- **STATED GOAL**
Gather every line below where "quantity" appears.

────

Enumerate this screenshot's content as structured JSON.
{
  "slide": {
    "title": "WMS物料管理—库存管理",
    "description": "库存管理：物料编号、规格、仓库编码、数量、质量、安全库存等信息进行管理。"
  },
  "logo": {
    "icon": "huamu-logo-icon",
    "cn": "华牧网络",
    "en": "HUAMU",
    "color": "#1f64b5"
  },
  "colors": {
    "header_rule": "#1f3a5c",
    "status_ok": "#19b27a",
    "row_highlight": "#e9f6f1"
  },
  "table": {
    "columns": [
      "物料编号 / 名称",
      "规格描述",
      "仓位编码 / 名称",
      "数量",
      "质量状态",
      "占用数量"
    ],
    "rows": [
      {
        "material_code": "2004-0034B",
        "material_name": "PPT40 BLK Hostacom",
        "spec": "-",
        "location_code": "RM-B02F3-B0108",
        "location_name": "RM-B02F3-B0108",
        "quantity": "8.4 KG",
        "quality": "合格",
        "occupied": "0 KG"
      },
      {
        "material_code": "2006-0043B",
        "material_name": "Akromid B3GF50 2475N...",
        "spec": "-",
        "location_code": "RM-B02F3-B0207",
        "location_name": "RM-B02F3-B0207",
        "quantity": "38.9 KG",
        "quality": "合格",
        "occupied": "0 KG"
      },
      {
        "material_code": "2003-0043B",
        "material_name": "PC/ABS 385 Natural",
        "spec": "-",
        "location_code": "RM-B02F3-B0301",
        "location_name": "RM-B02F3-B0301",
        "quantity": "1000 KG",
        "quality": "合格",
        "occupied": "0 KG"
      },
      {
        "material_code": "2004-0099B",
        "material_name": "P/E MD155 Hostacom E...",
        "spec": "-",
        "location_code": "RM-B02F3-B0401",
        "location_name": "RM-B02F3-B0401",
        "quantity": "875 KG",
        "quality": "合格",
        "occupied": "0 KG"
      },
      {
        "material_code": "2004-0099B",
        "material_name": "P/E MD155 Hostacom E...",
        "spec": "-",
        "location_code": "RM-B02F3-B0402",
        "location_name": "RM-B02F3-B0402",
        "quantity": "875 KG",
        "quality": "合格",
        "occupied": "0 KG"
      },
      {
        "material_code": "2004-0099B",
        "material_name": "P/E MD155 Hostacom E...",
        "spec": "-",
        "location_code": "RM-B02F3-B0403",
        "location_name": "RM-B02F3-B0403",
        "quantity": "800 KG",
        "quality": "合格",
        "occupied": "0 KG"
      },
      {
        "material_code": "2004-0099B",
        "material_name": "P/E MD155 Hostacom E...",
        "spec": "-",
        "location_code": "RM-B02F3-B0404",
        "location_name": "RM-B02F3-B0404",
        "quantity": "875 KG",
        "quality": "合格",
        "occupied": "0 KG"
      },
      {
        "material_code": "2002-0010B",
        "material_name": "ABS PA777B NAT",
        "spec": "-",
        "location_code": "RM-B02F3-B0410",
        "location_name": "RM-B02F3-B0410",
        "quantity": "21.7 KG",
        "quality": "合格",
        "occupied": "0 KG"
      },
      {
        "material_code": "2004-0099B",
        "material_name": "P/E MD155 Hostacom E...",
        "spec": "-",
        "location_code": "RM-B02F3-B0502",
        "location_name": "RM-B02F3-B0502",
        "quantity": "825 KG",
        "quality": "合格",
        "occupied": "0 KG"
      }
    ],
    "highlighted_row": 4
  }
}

────

- **EXPECTED ANSWER**
        "quantity": "8.4 KG",
        "quantity": "38.9 KG",
        "quantity": "1000 KG",
        "quantity": "875 KG",
        "quantity": "875 KG",
        "quantity": "800 KG",
        "quantity": "875 KG",
        "quantity": "21.7 KG",
        "quantity": "825 KG",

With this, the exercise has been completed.